### Instructions for the task
Determine how many lines include the string "الخطاب". Output that number only.

### Exercise inputs
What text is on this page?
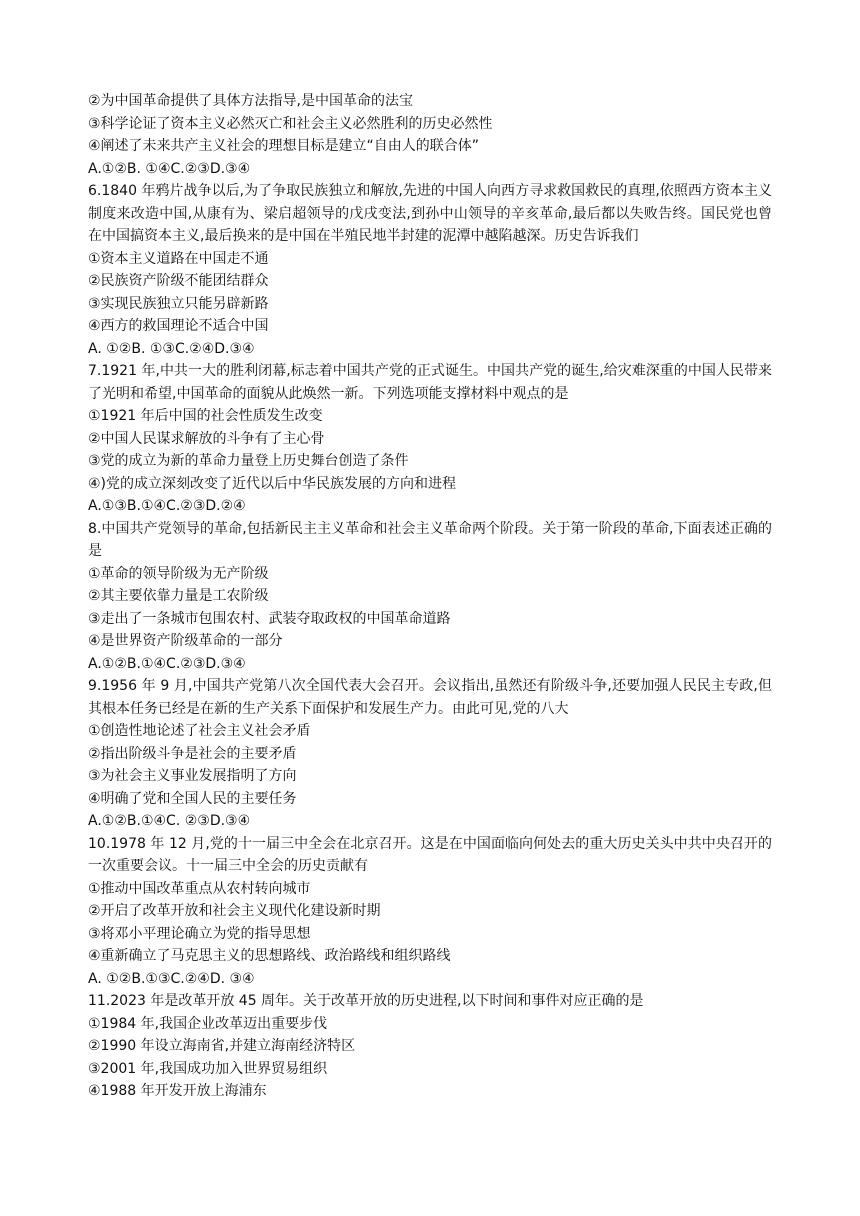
②为中国革命提供了具体方法指导,是中国革命的法宝
③科学论证了资本主义必然灭亡和社会主义必然胜利的历史必然性
④阐述了未来共产主义社会的理想目标是建立“自由人的联合体”
A.①②B. ①④C.②③D.③④
6.1840 年鸦片战争以后,为了争取民族独立和解放,先进的中国人向西方寻求救国救民的真理,依照西方资本主义制度来改造中国,从康有为、梁启超领导的戊戌变法,到孙中山领导的辛亥革命,最后都以失败告终。国民党也曾在中国搞资本主义,最后换来的是中国在半殖民地半封建的泥潭中越陷越深。历史告诉我们
①资本主义道路在中国走不通
②民族资产阶级不能团结群众
③实现民族独立只能另辟新路
④西方的救国理论不适合中国
A. ①②B. ①③C.②④D.③④
7.1921 年,中共一大的胜利闭幕,标志着中国共产党的正式诞生。中国共产党的诞生,给灾难深重的中国人民带来了光明和希望,中国革命的面貌从此焕然一新。下列选项能支撑材料中观点的是
①1921 年后中国的社会性质发生改变
②中国人民谋求解放的斗争有了主心骨
③党的成立为新的革命力量登上历史舞台创造了条件
④)党的成立深刻改变了近代以后中华民族发展的方向和进程
A.①③B.①④C.②③D.②④
8.中国共产党领导的革命,包括新民主主义革命和社会主义革命两个阶段。关于第一阶段的革命,下面表述正确的是
①革命的领导阶级为无产阶级
②其主要依靠力量是工农阶级
③走出了一条城市包围农村、武装夺取政权的中国革命道路
④是世界资产阶级革命的一部分
A.①②B.①④C.②③D.③④
9.1956 年 9 月,中国共产党第八次全国代表大会召开。会议指出,虽然还有阶级斗争,还要加强人民民主专政,但其根本任务已经是在新的生产关系下面保护和发展生产力。由此可见,党的八大
①创造性地论述了社会主义社会矛盾
②指出阶级斗争是社会的主要矛盾
③为社会主义事业发展指明了方向
④明确了党和全国人民的主要任务
A.①②B.①④C. ②③D.③④
10.1978 年 12 月,党的十一届三中全会在北京召开。这是在中国面临向何处去的重大历史关头中共中央召开的一次重要会议。十一届三中全会的历史贡献有
①推动中国改革重点从农村转向城市
②开启了改革开放和社会主义现代化建设新时期
③将邓小平理论确立为党的指导思想
④重新确立了马克思主义的思想路线、政治路线和组织路线
A. ①②B.①③C.②④D. ③④
11.2023 年是改革开放 45 周年。关于改革开放的历史进程,以下时间和事件对应正确的是
①1984 年,我国企业改革迈出重要步伐
②1990 年设立海南省,并建立海南经济特区
③2001 年,我国成功加入世界贸易组织
④1988 年开发开放上海浦东
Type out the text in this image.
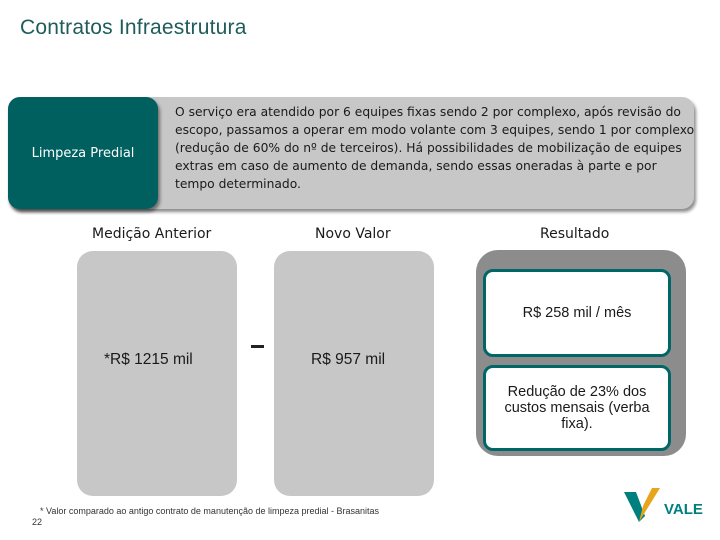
Contratos Infraestrutura
Limpeza Predial
O serviço era atendido por 6 equipes fixas sendo 2 por complexo, após revisão do escopo, passamos a operar em modo volante com 3 equipes, sendo 1 por complexo (redução de 60% do nº de terceiros). Há possibilidades de mobilização de equipes extras em caso de aumento de demanda, sendo essas oneradas à parte e por tempo determinado.
Medição Anterior	Novo Valor	Resultado
*R$ 1215 mil	R$ 957 mil
R$ 258 mil / mês
Redução de 23% dos custos mensais (verba fixa).
* Valor comparado ao antigo contrato de manutenção de limpeza predial - Brasanitas
22
VALE
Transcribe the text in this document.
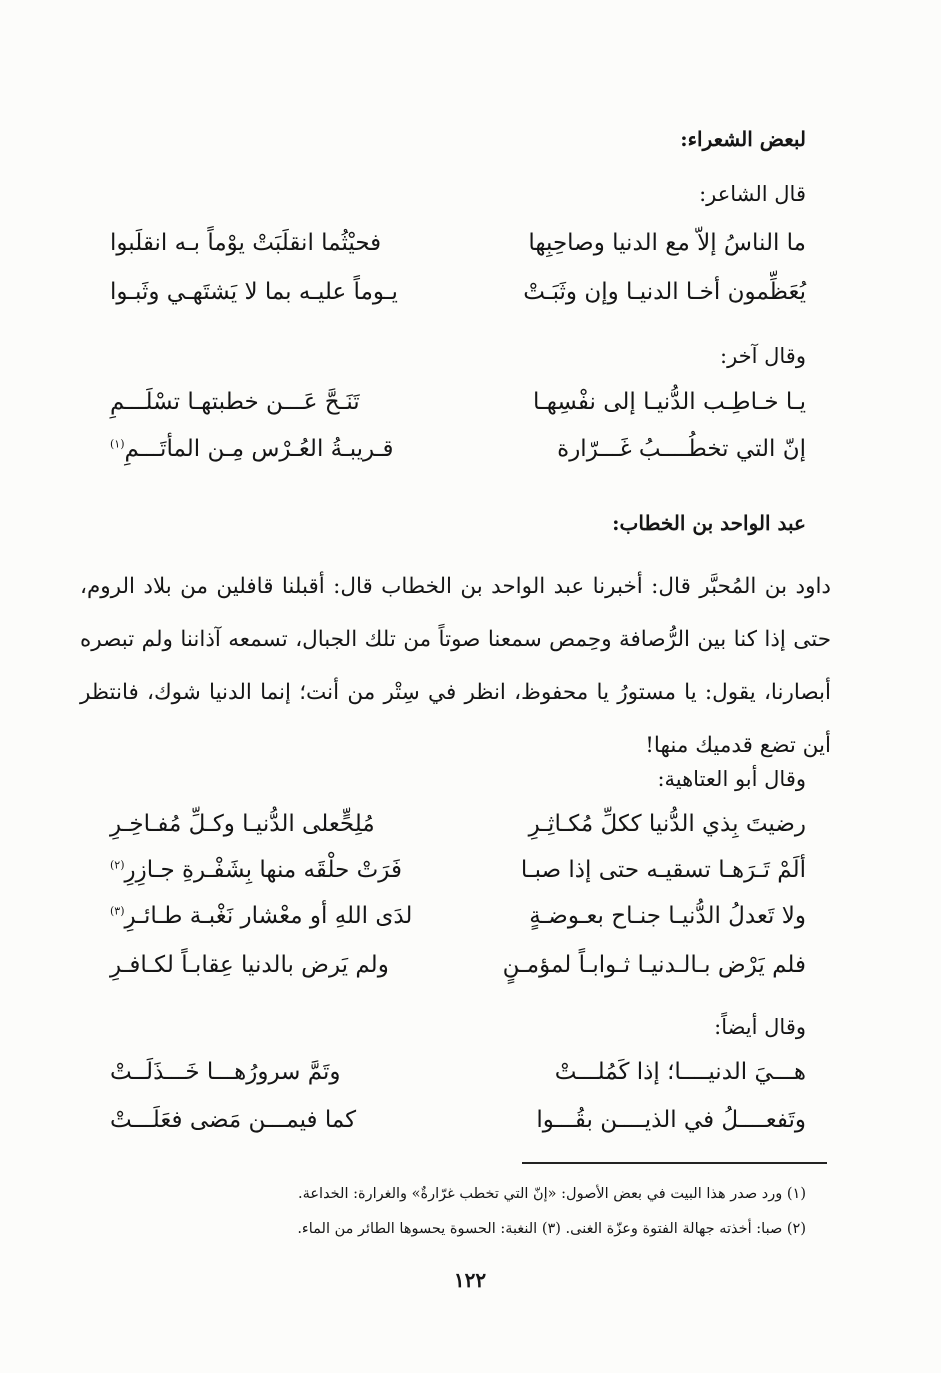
لبعض الشعراء:
قال الشاعر:
ما الناسُ إلاّ مع الدنيا وصاحِبِها
فحيْثُما انقلَبَتْ يوْماً بـه انقلَبوا
يُعَظِّمون أخـا الدنيـا وإن وثَبَـتْ
يـوماً عليـه بما لا يَشتَهـي وثَبـوا
وقال آخر:
يـا خـاطِـب الدُّنيـا إلى نفْسِهـا
تَنَـحَّ عَـــن خطبتهـا تسْلَـــمِ
إنّ التي تخطُــــبُ غَـــرّارة
قـريبـةُ العُـرْس مِـن المأتَـــمِ$^{(١)}$
عبد الواحد بن الخطاب:
داود بن المُحبَّر قال: أخبرنا عبد الواحد بن الخطاب قال: أقبلنا قافلين من بلاد الروم، حتى إذا كنا بين الرُّصافة وحِمص سمعنا صوتاً من تلك الجبال، تسمعه آذاننا ولم تبصره أبصارنا، يقول: يا مستورُ يا محفوظ، انظر في سِتْر من أنت؛ إنما الدنيا شوك، فانتظر أين تضع قدميك منها!
وقال أبو العتاهية:
رضيتَ بِذي الدُّنيا ككلِّ مُكـاثِـرِ
مُلِحٍّعلى الدُّنيـا وكـلِّ مُفـاخِـرِ
ألَمْ تَـرَهـا تسقيـه حتى إذا صبـا
فَرَتْ حلْقَه منها بِشَفْـرةِ جـازِرِ$^{(٢)}$
ولا تَعدلُ الدُّنيـا جنـاح بعـوضـةٍ
لدَى اللهِ أو معْشار نَغْبـة طـائـرِ$^{(٣)}$
فلم يَرْض بـالـدنيـا ثـوابـاً لمؤمـنٍ
ولم يَرض بالدنيا عِقابـاً لكـافـرِ
وقال أيضاً:
هـــيَ الدنيــــا؛ إذا كَمُلـــتْ
وتَمَّ سرورُهـــا خَـــذَلَــتْ
وتَفعــــلُ في الذيــــن بقُـــوا
كما فيمـــن مَضى فعَلَـــتْ
(١) ورد صدر هذا البيت في بعض الأصول: «إنّ التي تخطب غرّارةٌ» والغرارة: الخداعة.
(٢) صبا: أخذته جهالة الفتوة وعزّة الغنى. (٣) النغبة: الحسوة يحسوها الطائر من الماء.
١٢٢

### Answer for the task
2